Objective: Using the data beneath, show every line that includes the word "heterozygozity".

Provided records:
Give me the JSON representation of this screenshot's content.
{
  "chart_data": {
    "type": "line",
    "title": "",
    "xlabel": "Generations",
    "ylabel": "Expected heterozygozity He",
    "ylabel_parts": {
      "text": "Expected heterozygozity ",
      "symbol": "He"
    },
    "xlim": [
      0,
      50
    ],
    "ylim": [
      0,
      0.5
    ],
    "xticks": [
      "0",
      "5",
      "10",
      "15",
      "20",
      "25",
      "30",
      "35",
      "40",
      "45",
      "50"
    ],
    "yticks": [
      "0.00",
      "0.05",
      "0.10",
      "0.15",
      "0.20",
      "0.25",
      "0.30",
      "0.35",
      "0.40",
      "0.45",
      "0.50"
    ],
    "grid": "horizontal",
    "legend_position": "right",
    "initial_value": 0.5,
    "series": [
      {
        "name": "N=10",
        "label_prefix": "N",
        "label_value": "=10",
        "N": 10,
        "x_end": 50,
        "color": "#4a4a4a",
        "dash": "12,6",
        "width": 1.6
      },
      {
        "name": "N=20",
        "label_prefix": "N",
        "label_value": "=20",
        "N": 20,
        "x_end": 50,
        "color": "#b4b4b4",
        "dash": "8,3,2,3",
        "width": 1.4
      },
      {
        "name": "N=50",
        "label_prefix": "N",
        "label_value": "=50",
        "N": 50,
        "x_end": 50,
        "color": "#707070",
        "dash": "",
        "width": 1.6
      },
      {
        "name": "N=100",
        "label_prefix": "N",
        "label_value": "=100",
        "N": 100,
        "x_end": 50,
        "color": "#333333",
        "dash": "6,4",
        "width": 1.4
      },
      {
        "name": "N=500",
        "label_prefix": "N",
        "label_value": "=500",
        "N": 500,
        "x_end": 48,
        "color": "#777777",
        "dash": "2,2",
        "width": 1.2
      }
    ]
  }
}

--

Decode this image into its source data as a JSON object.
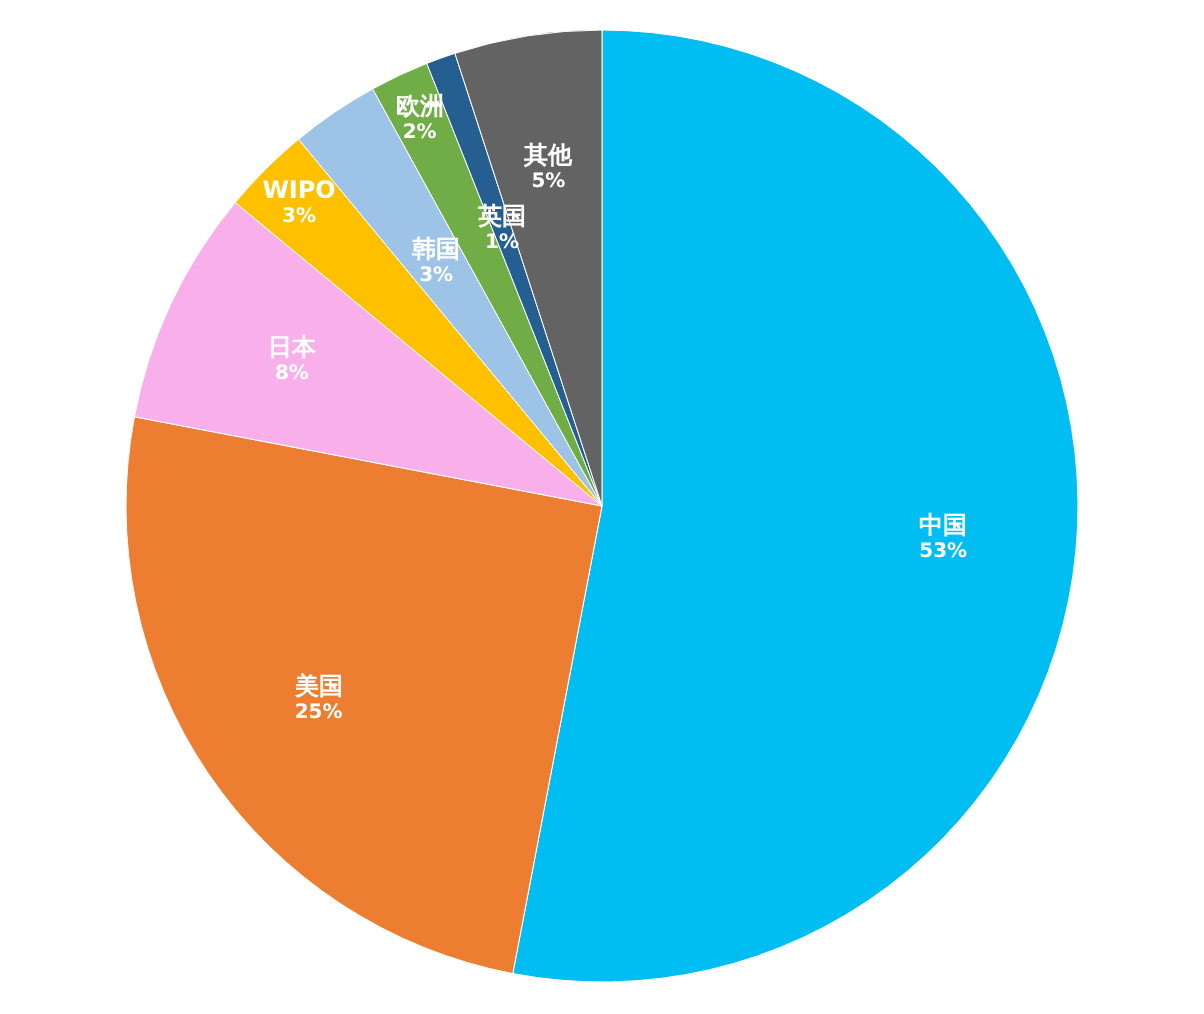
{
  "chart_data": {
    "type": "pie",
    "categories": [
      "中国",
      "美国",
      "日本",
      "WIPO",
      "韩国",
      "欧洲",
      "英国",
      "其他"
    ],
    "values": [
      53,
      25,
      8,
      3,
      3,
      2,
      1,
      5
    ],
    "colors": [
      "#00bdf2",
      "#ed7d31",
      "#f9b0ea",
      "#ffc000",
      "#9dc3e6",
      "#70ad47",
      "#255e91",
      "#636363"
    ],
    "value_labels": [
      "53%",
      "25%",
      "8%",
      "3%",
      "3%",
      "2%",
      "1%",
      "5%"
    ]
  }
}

Correct answer:
    "ylabel": "Expected heterozygozity He",
      "text": "Expected heterozygozity ",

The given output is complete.